## SHORT TASK
Filter the records below down to lines containing "data".
-------- MATERIAL --------
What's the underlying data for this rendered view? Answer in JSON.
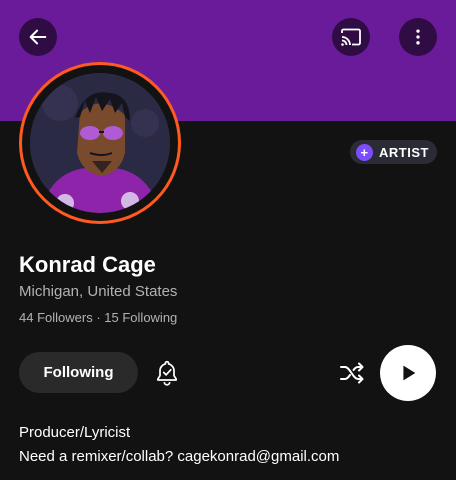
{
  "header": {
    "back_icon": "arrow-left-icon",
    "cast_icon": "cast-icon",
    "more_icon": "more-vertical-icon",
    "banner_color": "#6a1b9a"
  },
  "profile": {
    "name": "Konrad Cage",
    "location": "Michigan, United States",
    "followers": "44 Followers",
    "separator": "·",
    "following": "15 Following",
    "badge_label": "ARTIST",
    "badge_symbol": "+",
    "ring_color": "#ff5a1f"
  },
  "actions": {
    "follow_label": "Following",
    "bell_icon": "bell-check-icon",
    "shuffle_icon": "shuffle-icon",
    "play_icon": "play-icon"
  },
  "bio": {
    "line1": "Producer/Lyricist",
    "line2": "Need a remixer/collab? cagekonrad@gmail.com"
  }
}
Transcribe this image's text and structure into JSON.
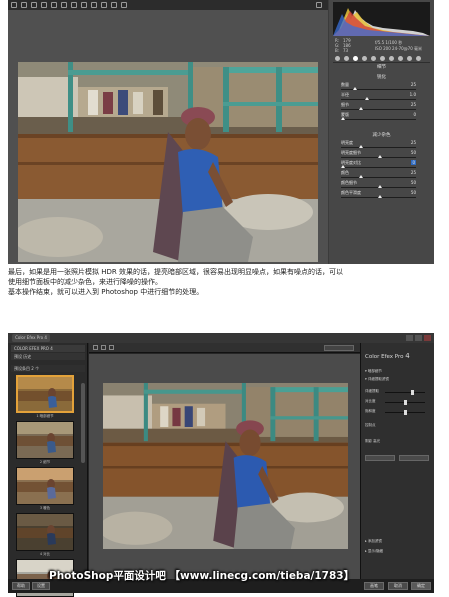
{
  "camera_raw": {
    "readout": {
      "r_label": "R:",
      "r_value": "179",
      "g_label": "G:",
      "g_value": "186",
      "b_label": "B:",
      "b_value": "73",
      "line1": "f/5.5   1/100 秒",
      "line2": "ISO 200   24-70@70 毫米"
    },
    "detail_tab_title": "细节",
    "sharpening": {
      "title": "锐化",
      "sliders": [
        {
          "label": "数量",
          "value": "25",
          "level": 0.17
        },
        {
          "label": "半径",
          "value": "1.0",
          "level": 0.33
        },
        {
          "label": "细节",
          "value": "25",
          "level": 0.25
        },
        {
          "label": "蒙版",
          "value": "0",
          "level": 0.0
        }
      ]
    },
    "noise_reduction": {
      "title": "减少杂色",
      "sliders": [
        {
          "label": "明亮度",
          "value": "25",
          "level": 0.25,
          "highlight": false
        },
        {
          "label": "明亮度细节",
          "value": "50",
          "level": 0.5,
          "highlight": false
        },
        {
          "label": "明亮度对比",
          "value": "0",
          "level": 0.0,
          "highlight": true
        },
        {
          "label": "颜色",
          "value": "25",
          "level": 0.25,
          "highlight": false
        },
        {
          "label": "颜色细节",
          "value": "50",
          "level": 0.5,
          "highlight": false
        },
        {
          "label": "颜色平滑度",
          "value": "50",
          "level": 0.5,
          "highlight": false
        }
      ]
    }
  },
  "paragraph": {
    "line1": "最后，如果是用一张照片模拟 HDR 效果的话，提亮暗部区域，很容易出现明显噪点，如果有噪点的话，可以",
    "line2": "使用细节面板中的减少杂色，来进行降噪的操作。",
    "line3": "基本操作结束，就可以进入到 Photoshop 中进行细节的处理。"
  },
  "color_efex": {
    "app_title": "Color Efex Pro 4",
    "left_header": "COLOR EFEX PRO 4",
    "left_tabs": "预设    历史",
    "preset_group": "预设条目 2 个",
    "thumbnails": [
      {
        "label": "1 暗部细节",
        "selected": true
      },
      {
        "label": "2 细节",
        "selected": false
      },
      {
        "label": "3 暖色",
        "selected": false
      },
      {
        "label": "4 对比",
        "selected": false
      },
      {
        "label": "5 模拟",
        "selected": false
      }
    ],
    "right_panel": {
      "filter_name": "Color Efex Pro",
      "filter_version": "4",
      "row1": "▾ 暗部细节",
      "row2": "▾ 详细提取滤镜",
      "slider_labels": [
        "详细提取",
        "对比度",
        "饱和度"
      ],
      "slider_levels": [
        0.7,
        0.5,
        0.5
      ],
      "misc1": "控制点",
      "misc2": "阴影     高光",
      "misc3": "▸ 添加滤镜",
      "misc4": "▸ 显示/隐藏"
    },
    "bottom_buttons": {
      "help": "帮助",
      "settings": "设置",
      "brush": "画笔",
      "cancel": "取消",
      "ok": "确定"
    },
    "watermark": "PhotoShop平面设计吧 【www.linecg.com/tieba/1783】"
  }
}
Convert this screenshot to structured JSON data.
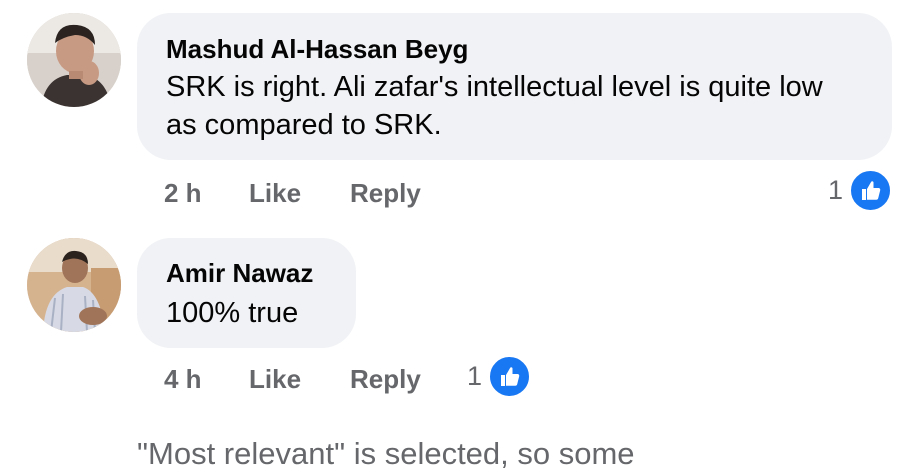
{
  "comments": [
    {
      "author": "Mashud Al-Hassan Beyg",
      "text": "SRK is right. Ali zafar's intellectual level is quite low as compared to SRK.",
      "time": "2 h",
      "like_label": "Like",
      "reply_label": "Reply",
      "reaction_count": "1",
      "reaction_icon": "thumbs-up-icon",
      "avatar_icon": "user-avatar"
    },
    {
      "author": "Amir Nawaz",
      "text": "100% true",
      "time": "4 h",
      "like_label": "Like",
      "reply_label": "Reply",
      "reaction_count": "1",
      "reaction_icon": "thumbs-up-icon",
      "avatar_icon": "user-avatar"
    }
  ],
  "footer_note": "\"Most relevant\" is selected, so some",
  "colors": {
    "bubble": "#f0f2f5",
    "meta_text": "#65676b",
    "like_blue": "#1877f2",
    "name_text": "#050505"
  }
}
--------
-------- MATERIAL --------
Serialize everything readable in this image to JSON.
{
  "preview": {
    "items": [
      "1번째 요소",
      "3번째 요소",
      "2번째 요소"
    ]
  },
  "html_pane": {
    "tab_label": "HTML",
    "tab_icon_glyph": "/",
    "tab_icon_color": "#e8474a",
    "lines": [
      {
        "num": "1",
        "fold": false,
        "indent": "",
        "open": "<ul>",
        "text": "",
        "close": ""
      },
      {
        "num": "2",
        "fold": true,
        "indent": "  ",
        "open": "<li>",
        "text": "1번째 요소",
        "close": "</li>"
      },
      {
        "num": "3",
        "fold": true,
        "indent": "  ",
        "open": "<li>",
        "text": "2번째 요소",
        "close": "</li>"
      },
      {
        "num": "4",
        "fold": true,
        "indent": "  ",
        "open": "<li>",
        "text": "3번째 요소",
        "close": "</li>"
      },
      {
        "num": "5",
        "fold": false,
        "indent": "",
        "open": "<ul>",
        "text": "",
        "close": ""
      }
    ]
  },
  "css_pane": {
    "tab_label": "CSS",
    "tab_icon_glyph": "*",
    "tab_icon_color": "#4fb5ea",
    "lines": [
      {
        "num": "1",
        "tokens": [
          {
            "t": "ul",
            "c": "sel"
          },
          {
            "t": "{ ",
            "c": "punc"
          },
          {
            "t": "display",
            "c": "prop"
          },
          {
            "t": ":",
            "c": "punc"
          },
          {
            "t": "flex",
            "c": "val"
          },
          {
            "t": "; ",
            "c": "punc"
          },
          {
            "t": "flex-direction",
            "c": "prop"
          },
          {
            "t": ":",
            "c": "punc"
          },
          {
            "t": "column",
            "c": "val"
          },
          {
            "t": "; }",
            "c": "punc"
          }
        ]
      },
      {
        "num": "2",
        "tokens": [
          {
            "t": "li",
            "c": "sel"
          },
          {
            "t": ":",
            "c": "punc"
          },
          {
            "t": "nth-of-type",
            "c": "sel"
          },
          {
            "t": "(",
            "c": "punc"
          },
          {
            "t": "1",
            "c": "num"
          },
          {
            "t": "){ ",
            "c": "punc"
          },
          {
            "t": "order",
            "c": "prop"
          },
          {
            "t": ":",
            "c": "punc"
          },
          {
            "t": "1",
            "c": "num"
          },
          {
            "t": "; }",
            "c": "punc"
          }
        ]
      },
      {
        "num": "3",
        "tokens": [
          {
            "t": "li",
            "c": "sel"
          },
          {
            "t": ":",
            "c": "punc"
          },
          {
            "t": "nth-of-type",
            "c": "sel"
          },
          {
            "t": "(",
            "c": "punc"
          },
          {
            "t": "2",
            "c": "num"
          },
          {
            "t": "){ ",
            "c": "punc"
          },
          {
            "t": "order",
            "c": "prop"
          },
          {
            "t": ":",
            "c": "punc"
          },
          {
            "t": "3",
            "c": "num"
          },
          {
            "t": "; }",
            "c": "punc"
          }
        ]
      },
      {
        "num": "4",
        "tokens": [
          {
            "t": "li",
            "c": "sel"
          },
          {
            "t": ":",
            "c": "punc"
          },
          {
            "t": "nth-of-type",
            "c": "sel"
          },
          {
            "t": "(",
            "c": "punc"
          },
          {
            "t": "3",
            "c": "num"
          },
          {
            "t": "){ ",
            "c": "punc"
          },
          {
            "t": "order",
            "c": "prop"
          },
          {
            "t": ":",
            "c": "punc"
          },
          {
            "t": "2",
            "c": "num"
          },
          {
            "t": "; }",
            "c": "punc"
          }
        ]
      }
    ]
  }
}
--------
## FULL SOLUTION
What's the underlying data for this rendered view? Answer in JSON.
Convert this screenshot to structured JSON data.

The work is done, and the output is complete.